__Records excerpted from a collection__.
┌────────

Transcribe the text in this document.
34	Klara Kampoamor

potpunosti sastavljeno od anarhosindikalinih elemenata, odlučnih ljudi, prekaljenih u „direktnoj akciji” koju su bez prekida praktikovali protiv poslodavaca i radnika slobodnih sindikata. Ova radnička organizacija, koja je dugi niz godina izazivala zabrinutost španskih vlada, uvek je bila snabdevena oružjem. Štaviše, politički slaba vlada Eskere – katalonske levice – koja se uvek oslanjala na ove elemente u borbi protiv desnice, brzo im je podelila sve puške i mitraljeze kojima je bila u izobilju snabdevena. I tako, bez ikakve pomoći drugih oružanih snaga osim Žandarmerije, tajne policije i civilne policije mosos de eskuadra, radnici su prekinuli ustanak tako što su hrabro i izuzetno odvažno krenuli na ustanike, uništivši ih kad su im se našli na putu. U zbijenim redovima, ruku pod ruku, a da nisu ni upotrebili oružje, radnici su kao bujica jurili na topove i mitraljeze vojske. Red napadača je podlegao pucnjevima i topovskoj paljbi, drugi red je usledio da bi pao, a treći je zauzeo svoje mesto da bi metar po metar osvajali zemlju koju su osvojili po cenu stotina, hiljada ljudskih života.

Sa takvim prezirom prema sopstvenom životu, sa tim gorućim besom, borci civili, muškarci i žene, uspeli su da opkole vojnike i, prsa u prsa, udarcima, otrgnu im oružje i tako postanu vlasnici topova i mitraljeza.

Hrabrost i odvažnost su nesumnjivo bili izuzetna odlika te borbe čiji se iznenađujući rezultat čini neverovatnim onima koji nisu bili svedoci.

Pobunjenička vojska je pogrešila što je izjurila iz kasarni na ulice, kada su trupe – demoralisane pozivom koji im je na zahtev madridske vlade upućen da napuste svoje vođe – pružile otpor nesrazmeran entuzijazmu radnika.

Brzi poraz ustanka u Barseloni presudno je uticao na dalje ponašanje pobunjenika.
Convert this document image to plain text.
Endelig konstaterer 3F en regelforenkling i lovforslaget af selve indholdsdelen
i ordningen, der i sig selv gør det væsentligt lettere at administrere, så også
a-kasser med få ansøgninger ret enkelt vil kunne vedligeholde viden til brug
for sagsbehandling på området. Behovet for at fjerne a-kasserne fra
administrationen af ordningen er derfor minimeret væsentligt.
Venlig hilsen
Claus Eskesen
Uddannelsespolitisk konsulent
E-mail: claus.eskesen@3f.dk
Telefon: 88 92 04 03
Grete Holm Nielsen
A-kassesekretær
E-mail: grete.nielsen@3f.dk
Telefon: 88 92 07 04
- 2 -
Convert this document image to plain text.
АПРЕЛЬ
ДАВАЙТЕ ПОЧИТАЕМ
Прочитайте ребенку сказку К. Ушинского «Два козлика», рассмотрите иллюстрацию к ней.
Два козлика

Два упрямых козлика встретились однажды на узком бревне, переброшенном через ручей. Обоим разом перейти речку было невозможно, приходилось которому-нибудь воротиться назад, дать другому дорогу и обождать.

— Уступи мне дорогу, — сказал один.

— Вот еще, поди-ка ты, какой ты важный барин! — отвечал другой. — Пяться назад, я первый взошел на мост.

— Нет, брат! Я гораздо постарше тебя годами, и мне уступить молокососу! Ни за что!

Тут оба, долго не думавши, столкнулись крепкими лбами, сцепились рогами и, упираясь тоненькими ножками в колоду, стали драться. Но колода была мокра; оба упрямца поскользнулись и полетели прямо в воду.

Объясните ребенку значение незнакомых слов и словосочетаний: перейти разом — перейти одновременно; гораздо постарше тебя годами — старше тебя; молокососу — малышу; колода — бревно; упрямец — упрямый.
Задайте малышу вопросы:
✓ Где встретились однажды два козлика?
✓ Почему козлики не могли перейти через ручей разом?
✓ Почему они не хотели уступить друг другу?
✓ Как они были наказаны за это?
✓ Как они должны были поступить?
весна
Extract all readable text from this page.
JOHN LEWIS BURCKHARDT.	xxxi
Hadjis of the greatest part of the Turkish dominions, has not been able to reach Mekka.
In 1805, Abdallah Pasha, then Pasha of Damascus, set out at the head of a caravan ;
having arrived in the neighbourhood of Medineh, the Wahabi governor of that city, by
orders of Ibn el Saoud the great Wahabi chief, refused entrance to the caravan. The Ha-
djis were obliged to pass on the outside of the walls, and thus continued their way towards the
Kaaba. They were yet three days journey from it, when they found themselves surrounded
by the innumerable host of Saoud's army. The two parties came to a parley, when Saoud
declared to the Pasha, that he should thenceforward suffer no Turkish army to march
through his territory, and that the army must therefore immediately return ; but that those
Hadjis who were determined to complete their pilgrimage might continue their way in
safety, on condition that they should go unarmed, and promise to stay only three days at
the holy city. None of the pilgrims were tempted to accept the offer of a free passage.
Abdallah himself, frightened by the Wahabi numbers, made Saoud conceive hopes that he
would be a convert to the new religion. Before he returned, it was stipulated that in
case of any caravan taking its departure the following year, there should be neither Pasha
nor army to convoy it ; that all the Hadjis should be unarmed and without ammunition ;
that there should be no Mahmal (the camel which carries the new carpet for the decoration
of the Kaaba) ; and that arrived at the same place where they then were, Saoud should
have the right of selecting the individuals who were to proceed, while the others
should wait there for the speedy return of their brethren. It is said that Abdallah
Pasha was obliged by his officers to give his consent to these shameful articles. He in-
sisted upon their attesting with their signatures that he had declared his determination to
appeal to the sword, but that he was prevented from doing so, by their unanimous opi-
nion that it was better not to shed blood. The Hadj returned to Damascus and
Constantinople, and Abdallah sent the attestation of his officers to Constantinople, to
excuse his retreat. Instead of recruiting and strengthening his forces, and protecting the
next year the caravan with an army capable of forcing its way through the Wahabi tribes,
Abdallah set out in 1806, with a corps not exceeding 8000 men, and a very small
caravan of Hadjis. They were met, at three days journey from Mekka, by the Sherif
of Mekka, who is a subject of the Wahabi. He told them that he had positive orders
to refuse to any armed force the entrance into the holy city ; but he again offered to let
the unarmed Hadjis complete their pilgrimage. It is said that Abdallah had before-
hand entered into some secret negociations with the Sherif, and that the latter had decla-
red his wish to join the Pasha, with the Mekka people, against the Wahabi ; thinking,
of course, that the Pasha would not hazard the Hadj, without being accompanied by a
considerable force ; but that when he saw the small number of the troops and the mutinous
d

└────────

__The problem__. Each line of the material should be echoed exactly.

__Reply__.
Transcribe the text in this document.
34	Klara Kampoamor

potpunosti sastavljeno od anarhosindikalinih elemenata, odlučnih ljudi, prekaljenih u „direktnoj akciji” koju su bez prekida praktikovali protiv poslodavaca i radnika slobodnih sindikata. Ova radnička organizacija, koja je dugi niz godina izazivala zabrinutost španskih vlada, uvek je bila snabdevena oružjem. Štaviše, politički slaba vlada Eskere – katalonske levice – koja se uvek oslanjala na ove elemente u borbi protiv desnice, brzo im je podelila sve puške i mitraljeze kojima je bila u izobilju snabdevena. I tako, bez ikakve pomoći drugih oružanih snaga osim Žandarmerije, tajne policije i civilne policije mosos de eskuadra, radnici su prekinuli ustanak tako što su hrabro i izuzetno odvažno krenuli na ustanike, uništivši ih kad su im se našli na putu. U zbijenim redovima, ruku pod ruku, a da nisu ni upotrebili oružje, radnici su kao bujica jurili na topove i mitraljeze vojske. Red napadača je podlegao pucnjevima i topovskoj paljbi, drugi red je usledio da bi pao, a treći je zauzeo svoje mesto da bi metar po metar osvajali zemlju koju su osvojili po cenu stotina, hiljada ljudskih života.

Sa takvim prezirom prema sopstvenom životu, sa tim gorućim besom, borci civili, muškarci i žene, uspeli su da opkole vojnike i, prsa u prsa, udarcima, otrgnu im oružje i tako postanu vlasnici topova i mitraljeza.

Hrabrost i odvažnost su nesumnjivo bili izuzetna odlika te borbe čiji se iznenađujući rezultat čini neverovatnim onima koji nisu bili svedoci.

Pobunjenička vojska je pogrešila što je izjurila iz kasarni na ulice, kada su trupe – demoralisane pozivom koji im je na zahtev madridske vlade upućen da napuste svoje vođe – pružile otpor nesrazmeran entuzijazmu radnika.

Brzi poraz ustanka u Barseloni presudno je uticao na dalje ponašanje pobunjenika.
Convert this document image to plain text.
Endelig konstaterer 3F en regelforenkling i lovforslaget af selve indholdsdelen
i ordningen, der i sig selv gør det væsentligt lettere at administrere, så også
a-kasser med få ansøgninger ret enkelt vil kunne vedligeholde viden til brug
for sagsbehandling på området. Behovet for at fjerne a-kasserne fra
administrationen af ordningen er derfor minimeret væsentligt.
Venlig hilsen
Claus Eskesen
Uddannelsespolitisk konsulent
E-mail: claus.eskesen@3f.dk
Telefon: 88 92 04 03
Grete Holm Nielsen
A-kassesekretær
E-mail: grete.nielsen@3f.dk
Telefon: 88 92 07 04
- 2 -
Convert this document image to plain text.
АПРЕЛЬ
ДАВАЙТЕ ПОЧИТАЕМ
Прочитайте ребенку сказку К. Ушинского «Два козлика», рассмотрите иллюстрацию к ней.
Два козлика

Два упрямых козлика встретились однажды на узком бревне, переброшенном через ручей. Обоим разом перейти речку было невозможно, приходилось которому-нибудь воротиться назад, дать другому дорогу и обождать.

— Уступи мне дорогу, — сказал один.

— Вот еще, поди-ка ты, какой ты важный барин! — отвечал другой. — Пяться назад, я первый взошел на мост.

— Нет, брат! Я гораздо постарше тебя годами, и мне уступить молокососу! Ни за что!

Тут оба, долго не думавши, столкнулись крепкими лбами, сцепились рогами и, упираясь тоненькими ножками в колоду, стали драться. Но колода была мокра; оба упрямца поскользнулись и полетели прямо в воду.

Объясните ребенку значение незнакомых слов и словосочетаний: перейти разом — перейти одновременно; гораздо постарше тебя годами — старше тебя; молокососу — малышу; колода — бревно; упрямец — упрямый.
Задайте малышу вопросы:
✓ Где встретились однажды два козлика?
✓ Почему козлики не могли перейти через ручей разом?
✓ Почему они не хотели уступить друг другу?
✓ Как они были наказаны за это?
✓ Как они должны были поступить?
весна
Extract all readable text from this page.
JOHN LEWIS BURCKHARDT.	xxxi
Hadjis of the greatest part of the Turkish dominions, has not been able to reach Mekka.
In 1805, Abdallah Pasha, then Pasha of Damascus, set out at the head of a caravan ;
having arrived in the neighbourhood of Medineh, the Wahabi governor of that city, by
orders of Ibn el Saoud the great Wahabi chief, refused entrance to the caravan. The Ha-
djis were obliged to pass on the outside of the walls, and thus continued their way towards the
Kaaba. They were yet three days journey from it, when they found themselves surrounded
by the innumerable host of Saoud's army. The two parties came to a parley, when Saoud
declared to the Pasha, that he should thenceforward suffer no Turkish army to march
through his territory, and that the army must therefore immediately return ; but that those
Hadjis who were determined to complete their pilgrimage might continue their way in
safety, on condition that they should go unarmed, and promise to stay only three days at
the holy city. None of the pilgrims were tempted to accept the offer of a free passage.
Abdallah himself, frightened by the Wahabi numbers, made Saoud conceive hopes that he
would be a convert to the new religion. Before he returned, it was stipulated that in
case of any caravan taking its departure the following year, there should be neither Pasha
nor army to convoy it ; that all the Hadjis should be unarmed and without ammunition ;
that there should be no Mahmal (the camel which carries the new carpet for the decoration
of the Kaaba) ; and that arrived at the same place where they then were, Saoud should
have the right of selecting the individuals who were to proceed, while the others
should wait there for the speedy return of their brethren. It is said that Abdallah
Pasha was obliged by his officers to give his consent to these shameful articles. He in-
sisted upon their attesting with their signatures that he had declared his determination to
appeal to the sword, but that he was prevented from doing so, by their unanimous opi-
nion that it was better not to shed blood. The Hadj returned to Damascus and
Constantinople, and Abdallah sent the attestation of his officers to Constantinople, to
excuse his retreat. Instead of recruiting and strengthening his forces, and protecting the
next year the caravan with an army capable of forcing its way through the Wahabi tribes,
Abdallah set out in 1806, with a corps not exceeding 8000 men, and a very small
caravan of Hadjis. They were met, at three days journey from Mekka, by the Sherif
of Mekka, who is a subject of the Wahabi. He told them that he had positive orders
to refuse to any armed force the entrance into the holy city ; but he again offered to let
the unarmed Hadjis complete their pilgrimage. It is said that Abdallah had before-
hand entered into some secret negociations with the Sherif, and that the latter had decla-
red his wish to join the Pasha, with the Mekka people, against the Wahabi ; thinking,
of course, that the Pasha would not hazard the Hadj, without being accompanied by a
considerable force ; but that when he saw the small number of the troops and the mutinous
d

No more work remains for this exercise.